# [Saved data entries]

┄┄┄┄┄┄┄┄┄┄

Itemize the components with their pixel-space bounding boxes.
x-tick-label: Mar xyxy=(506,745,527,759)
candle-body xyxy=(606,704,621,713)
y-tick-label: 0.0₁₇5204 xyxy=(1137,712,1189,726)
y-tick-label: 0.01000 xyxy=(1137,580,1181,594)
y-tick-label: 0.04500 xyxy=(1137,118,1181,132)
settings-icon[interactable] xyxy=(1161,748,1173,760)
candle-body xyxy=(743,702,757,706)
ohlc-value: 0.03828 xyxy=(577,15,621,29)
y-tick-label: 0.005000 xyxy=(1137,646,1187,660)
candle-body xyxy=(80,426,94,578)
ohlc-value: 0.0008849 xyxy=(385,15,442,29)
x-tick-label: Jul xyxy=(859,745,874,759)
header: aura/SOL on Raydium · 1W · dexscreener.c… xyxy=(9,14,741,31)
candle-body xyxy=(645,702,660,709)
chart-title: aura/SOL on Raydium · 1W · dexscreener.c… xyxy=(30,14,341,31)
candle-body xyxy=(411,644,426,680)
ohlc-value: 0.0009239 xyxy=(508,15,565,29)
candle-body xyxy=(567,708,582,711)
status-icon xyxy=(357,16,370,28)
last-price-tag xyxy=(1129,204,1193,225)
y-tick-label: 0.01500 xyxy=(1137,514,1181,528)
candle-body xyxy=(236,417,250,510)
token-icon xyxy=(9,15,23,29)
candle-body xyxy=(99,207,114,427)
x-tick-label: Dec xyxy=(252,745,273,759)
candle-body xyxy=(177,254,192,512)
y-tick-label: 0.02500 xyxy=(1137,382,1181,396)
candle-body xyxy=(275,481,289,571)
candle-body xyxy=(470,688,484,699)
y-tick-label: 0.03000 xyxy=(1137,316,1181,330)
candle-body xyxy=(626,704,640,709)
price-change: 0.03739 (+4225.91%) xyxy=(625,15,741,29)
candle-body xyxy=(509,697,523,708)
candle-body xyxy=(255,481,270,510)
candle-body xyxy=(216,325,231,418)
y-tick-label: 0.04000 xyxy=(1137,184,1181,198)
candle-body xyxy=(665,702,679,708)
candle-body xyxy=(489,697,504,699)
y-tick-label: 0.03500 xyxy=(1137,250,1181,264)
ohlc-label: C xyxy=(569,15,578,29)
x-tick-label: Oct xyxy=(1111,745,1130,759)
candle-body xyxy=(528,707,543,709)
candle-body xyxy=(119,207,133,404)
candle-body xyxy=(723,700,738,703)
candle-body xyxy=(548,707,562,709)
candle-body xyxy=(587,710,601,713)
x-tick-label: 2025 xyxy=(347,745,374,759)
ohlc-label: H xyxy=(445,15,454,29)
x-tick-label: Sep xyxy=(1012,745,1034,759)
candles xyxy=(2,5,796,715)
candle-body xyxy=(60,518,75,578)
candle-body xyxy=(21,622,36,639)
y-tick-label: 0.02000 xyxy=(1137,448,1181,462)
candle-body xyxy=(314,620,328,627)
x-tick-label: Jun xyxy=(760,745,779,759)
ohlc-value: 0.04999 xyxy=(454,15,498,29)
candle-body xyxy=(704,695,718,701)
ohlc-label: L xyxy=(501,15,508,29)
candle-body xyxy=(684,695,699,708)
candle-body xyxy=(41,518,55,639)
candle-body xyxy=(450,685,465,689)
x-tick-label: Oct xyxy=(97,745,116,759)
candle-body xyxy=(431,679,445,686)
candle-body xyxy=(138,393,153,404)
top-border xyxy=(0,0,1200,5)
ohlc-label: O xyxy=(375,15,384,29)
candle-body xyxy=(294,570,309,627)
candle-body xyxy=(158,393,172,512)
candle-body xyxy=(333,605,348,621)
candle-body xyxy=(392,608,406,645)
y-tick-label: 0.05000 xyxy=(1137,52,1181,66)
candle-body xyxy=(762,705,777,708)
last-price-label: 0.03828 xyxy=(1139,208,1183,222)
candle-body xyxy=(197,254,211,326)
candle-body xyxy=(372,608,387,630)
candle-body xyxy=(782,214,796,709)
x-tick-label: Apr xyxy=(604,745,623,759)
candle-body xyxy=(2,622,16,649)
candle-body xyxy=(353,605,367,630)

┄┄┄┄┄┄┄┄┄┄

# [Work to be completed]
Reproduce the rows above, starting with the first row and ending with the row that contains "y-tick-label: 0.01000 xyxy=(1137,580,1181,594)", both included.

# [Response below]
Itemize the components with their pixel-space bounding boxes.
x-tick-label: Mar xyxy=(506,745,527,759)
candle-body xyxy=(606,704,621,713)
y-tick-label: 0.0₁₇5204 xyxy=(1137,712,1189,726)
y-tick-label: 0.01000 xyxy=(1137,580,1181,594)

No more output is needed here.